• **TASK DATA**
====================
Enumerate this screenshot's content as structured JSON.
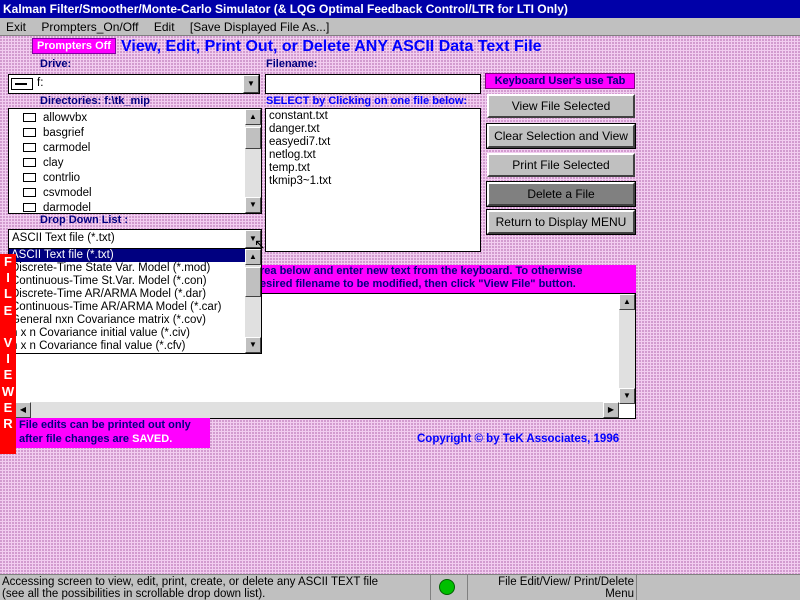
{
  "window": {
    "title": "Kalman Filter/Smoother/Monte-Carlo Simulator (& LQG Optimal Feedback Control/LTR for LTI Only)"
  },
  "menu": {
    "items": [
      "Exit",
      "Prompters_On/Off",
      "Edit",
      "[Save Displayed File As...]"
    ]
  },
  "header": {
    "prompters_button": "Prompters Off",
    "headline": "View, Edit, Print Out, or Delete ANY ASCII Data Text File"
  },
  "drive": {
    "label": "Drive:",
    "value": "f:"
  },
  "directories": {
    "label": "Directories: f:\\tk_mip",
    "items": [
      "allowvbx",
      "basgrief",
      "carmodel",
      "clay",
      "contrlio",
      "csvmodel",
      "darmodel"
    ]
  },
  "filename": {
    "label": "Filename:",
    "value": "",
    "select_label": "SELECT by Clicking on one file below:",
    "files": [
      "constant.txt",
      "danger.txt",
      "easyedi7.txt",
      "netlog.txt",
      "temp.txt",
      "tkmip3~1.txt"
    ]
  },
  "keyboard_tip": "Keyboard User's use Tab",
  "buttons": {
    "view": "View File Selected",
    "clear": "Clear Selection and View",
    "print": "Print File Selected",
    "delete": "Delete a File",
    "return": "Return to Display MENU"
  },
  "dropdown": {
    "label": "Drop Down List :",
    "selected": "ASCII Text file (*.txt)",
    "options": [
      "ASCII Text file (*.txt)",
      "Discrete-Time State Var. Model (*.mod)",
      "Continuous-Time St.Var. Model (*.con)",
      "Discrete-Time AR/ARMA Model (*.dar)",
      "Continuous-Time AR/ARMA Model (*.car)",
      "General nxn Covariance matrix (*.cov)",
      "n x n Covariance initial value (*.civ)",
      "n x n Covariance final value (*.cfv)"
    ]
  },
  "viewer": {
    "strip_letters": [
      "F",
      "I",
      "L",
      "E",
      " ",
      "V",
      "I",
      "E",
      "W",
      "E",
      "R"
    ],
    "instructions_line1": "rea below and enter new text from the keyboard. To otherwise",
    "instructions_line2": "esired filename to be modified, then click \"View File\" button."
  },
  "notes": {
    "edits_line1": "File edits can be printed out only",
    "edits_line2_prefix": "after  file changes are",
    "edits_saved": "SAVED.",
    "copyright": "Copyright © by TeK Associates, 1996"
  },
  "status": {
    "left_line1": "Accessing screen to view, edit, print, create, or delete any ASCII TEXT file",
    "left_line2": "(see all the possibilities in scrollable drop down list).",
    "right_line1": "File Edit/View/ Print/Delete",
    "right_line2": "Menu",
    "indicator_color": "#00c000"
  }
}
====================
Every line above should be repeated exactly; pictures stay out of the copy.

Enumerate this screenshot's content as structured JSON.
{
  "window": {
    "title": "Kalman Filter/Smoother/Monte-Carlo Simulator (& LQG Optimal Feedback Control/LTR for LTI Only)"
  },
  "menu": {
    "items": [
      "Exit",
      "Prompters_On/Off",
      "Edit",
      "[Save Displayed File As...]"
    ]
  },
  "header": {
    "prompters_button": "Prompters Off",
    "headline": "View, Edit, Print Out, or Delete ANY ASCII Data Text File"
  },
  "drive": {
    "label": "Drive:",
    "value": "f:"
  },
  "directories": {
    "label": "Directories: f:\\tk_mip",
    "items": [
      "allowvbx",
      "basgrief",
      "carmodel",
      "clay",
      "contrlio",
      "csvmodel",
      "darmodel"
    ]
  },
  "filename": {
    "label": "Filename:",
    "value": "",
    "select_label": "SELECT by Clicking on one file below:",
    "files": [
      "constant.txt",
      "danger.txt",
      "easyedi7.txt",
      "netlog.txt",
      "temp.txt",
      "tkmip3~1.txt"
    ]
  },
  "keyboard_tip": "Keyboard User's use Tab",
  "buttons": {
    "view": "View File Selected",
    "clear": "Clear Selection and View",
    "print": "Print File Selected",
    "delete": "Delete a File",
    "return": "Return to Display MENU"
  },
  "dropdown": {
    "label": "Drop Down List :",
    "selected": "ASCII Text file (*.txt)",
    "options": [
      "ASCII Text file (*.txt)",
      "Discrete-Time State Var. Model (*.mod)",
      "Continuous-Time St.Var. Model (*.con)",
      "Discrete-Time AR/ARMA Model (*.dar)",
      "Continuous-Time AR/ARMA Model (*.car)",
      "General nxn Covariance matrix (*.cov)",
      "n x n Covariance initial value (*.civ)",
      "n x n Covariance final value (*.cfv)"
    ]
  },
  "viewer": {
    "strip_letters": [
      "F",
      "I",
      "L",
      "E",
      " ",
      "V",
      "I",
      "E",
      "W",
      "E",
      "R"
    ],
    "instructions_line1": "rea below and enter new text from the keyboard. To otherwise",
    "instructions_line2": "esired filename to be modified, then click \"View File\" button."
  },
  "notes": {
    "edits_line1": "File edits can be printed out only",
    "edits_line2_prefix": "after  file changes are",
    "edits_saved": "SAVED.",
    "copyright": "Copyright © by TeK Associates, 1996"
  },
  "status": {
    "left_line1": "Accessing screen to view, edit, print, create, or delete any ASCII TEXT file",
    "left_line2": "(see all the possibilities in scrollable drop down list).",
    "right_line1": "File Edit/View/ Print/Delete",
    "right_line2": "Menu",
    "indicator_color": "#00c000"
  }
}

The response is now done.